» Problem description
For the data below, work out how many lines include the string "document" and report only the number.

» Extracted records
************

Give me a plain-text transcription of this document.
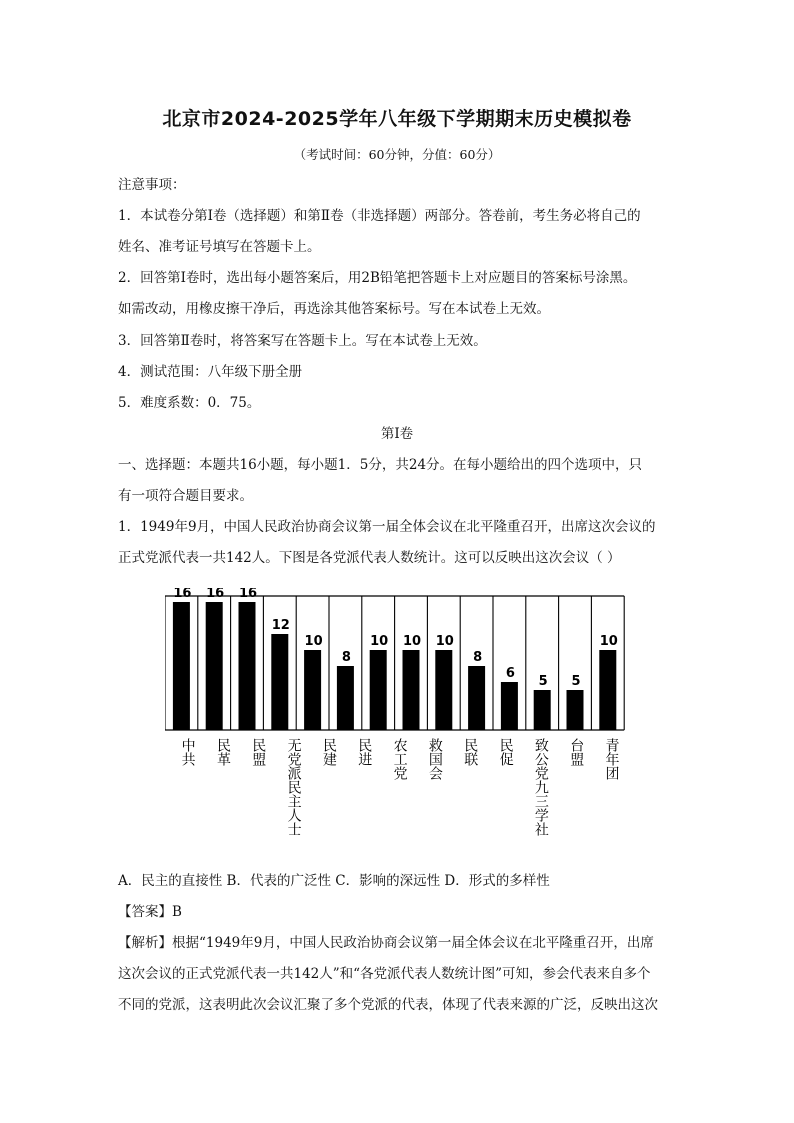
北京市2024-2025学年八年级下学期期末历史模拟卷
（考试时间：60分钟，分值：60分）
注意事项：
1．本试卷分第Ⅰ卷（选择题）和第Ⅱ卷（非选择题）两部分。答卷前，考生务必将自己的
姓名、准考证号填写在答题卡上。
2．回答第Ⅰ卷时，选出每小题答案后，用2B铅笔把答题卡上对应题目的答案标号涂黑。
如需改动，用橡皮擦干净后，再选涂其他答案标号。写在本试卷上无效。
3．回答第Ⅱ卷时，将答案写在答题卡上。写在本试卷上无效。
4．测试范围：八年级下册全册
5．难度系数：0．75。
第Ⅰ卷
一、选择题：本题共16小题，每小题1．5分，共24分。在每小题给出的四个选项中，只
有一项符合题目要求。
1．1949年9月，中国人民政治协商会议第一届全体会议在北平隆重召开，出席这次会议的
正式党派代表一共142人。下图是各党派代表人数统计。这可以反映出这次会议（ ）
16 16 16
12
10
8
10 10 10
8
6
5 5
10
中共 民革 民盟 无党派民主人士 民建 民进 农工党 救国会 民联 民促 致公党九三学社 台盟 青年团
A．民主的直接性 B．代表的广泛性 C．影响的深远性 D．形式的多样性
【答案】B
【解析】根据“1949年9月，中国人民政治协商会议第一届全体会议在北平隆重召开，出席
这次会议的正式党派代表一共142人”和“各党派代表人数统计图”可知，参会代表来自多个
不同的党派，这表明此次会议汇聚了多个党派的代表，体现了代表来源的广泛，反映出这次
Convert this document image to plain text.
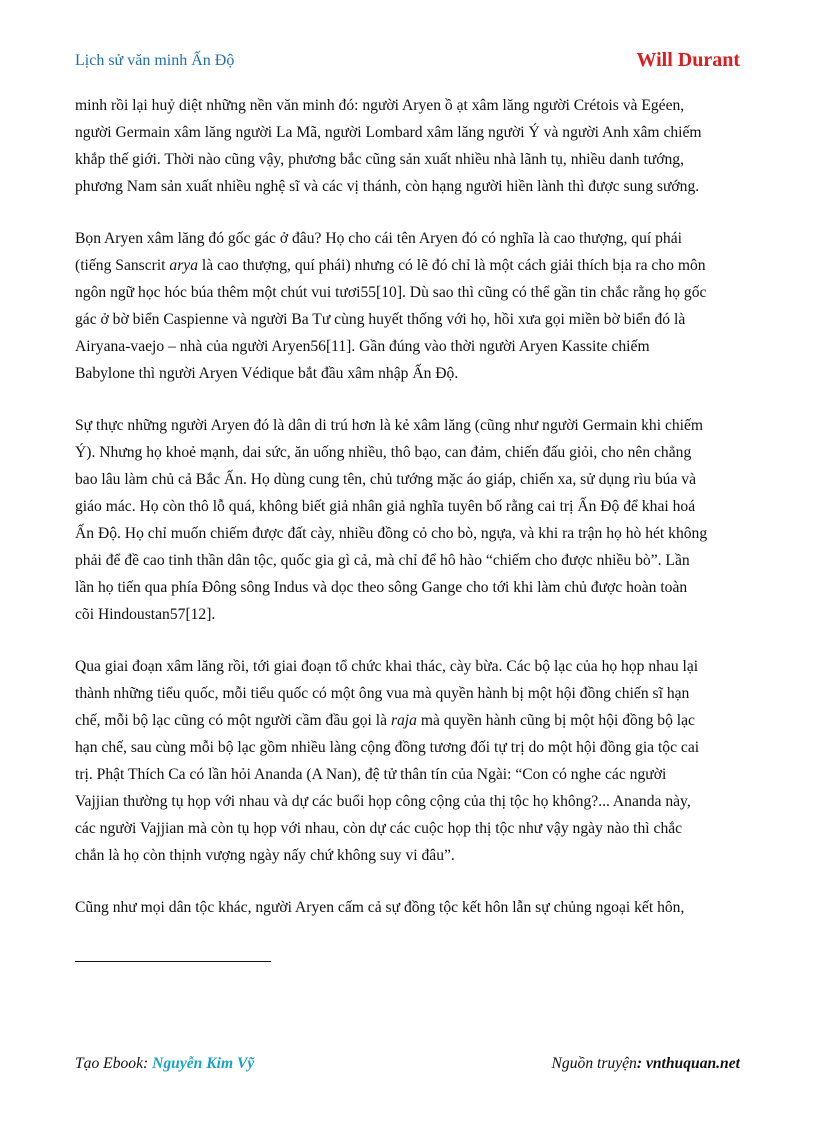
Lịch sử văn minh Ấn Độ	Will Durant

minh rồi lại huỷ diệt những nền văn minh đó: người Aryen ồ ạt xâm lăng người Crétois và Egéen,
người Germain xâm lăng người La Mã, người Lombard xâm lăng người Ý và người Anh xâm chiếm
khắp thế giới. Thời nào cũng vậy, phương bắc cũng sản xuất nhiều nhà lãnh tụ, nhiều danh tướng,
phương Nam sản xuất nhiều nghệ sĩ và các vị thánh, còn hạng người hiền lành thì được sung sướng.

Bọn Aryen xâm lăng đó gốc gác ở đâu? Họ cho cái tên Aryen đó có nghĩa là cao thượng, quí phái
(tiếng Sanscrit arya là cao thượng, quí phái) nhưng có lẽ đó chỉ là một cách giải thích bịa ra cho môn
ngôn ngữ học hóc búa thêm một chút vui tươi55[10]. Dù sao thì cũng có thể gần tin chắc rằng họ gốc
gác ở bờ biển Caspienne và người Ba Tư cùng huyết thống với họ, hồi xưa gọi miền bờ biển đó là
Airyana-vaejo – nhà của người Aryen56[11]. Gần đúng vào thời người Aryen Kassite chiếm
Babylone thì người Aryen Védique bắt đầu xâm nhập Ấn Độ.

Sự thực những người Aryen đó là dân di trú hơn là kẻ xâm lăng (cũng như người Germain khi chiếm
Ý). Nhưng họ khoẻ mạnh, dai sức, ăn uống nhiều, thô bạo, can đảm, chiến đấu giỏi, cho nên chẳng
bao lâu làm chủ cả Bắc Ấn. Họ dùng cung tên, chủ tướng mặc áo giáp, chiến xa, sử dụng rìu búa và
giáo mác. Họ còn thô lỗ quá, không biết giả nhân giả nghĩa tuyên bố rằng cai trị Ấn Độ để khai hoá
Ấn Độ. Họ chỉ muốn chiếm được đất cày, nhiều đồng cỏ cho bò, ngựa, và khi ra trận họ hò hét không
phải để đề cao tinh thần dân tộc, quốc gia gì cả, mà chỉ để hô hào “chiếm cho được nhiều bò”. Lần
lần họ tiến qua phía Đông sông Indus và dọc theo sông Gange cho tới khi làm chủ được hoàn toàn
cõi Hindoustan57[12].

Qua giai đoạn xâm lăng rồi, tới giai đoạn tổ chức khai thác, cày bừa. Các bộ lạc của họ họp nhau lại
thành những tiểu quốc, mỗi tiểu quốc có một ông vua mà quyền hành bị một hội đồng chiến sĩ hạn
chế, mỗi bộ lạc cũng có một người cầm đầu gọi là raja mà quyền hành cũng bị một hội đồng bộ lạc
hạn chế, sau cùng mỗi bộ lạc gồm nhiều làng cộng đồng tương đối tự trị do một hội đồng gia tộc cai
trị. Phật Thích Ca có lần hỏi Ananda (A Nan), đệ tử thân tín của Ngài: “Con có nghe các người
Vajjian thường tụ họp với nhau và dự các buổi họp công cộng của thị tộc họ không?... Ananda này,
các người Vajjian mà còn tụ họp với nhau, còn dự các cuộc họp thị tộc như vậy ngày nào thì chắc
chắn là họ còn thịnh vượng ngày nấy chứ không suy vi đâu”.

Cũng như mọi dân tộc khác, người Aryen cấm cả sự đồng tộc kết hôn lẫn sự chủng ngoại kết hôn,

Tạo Ebook: Nguyễn Kim Vỹ	Nguồn truyện: vnthuquan.net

************

» Task solution
2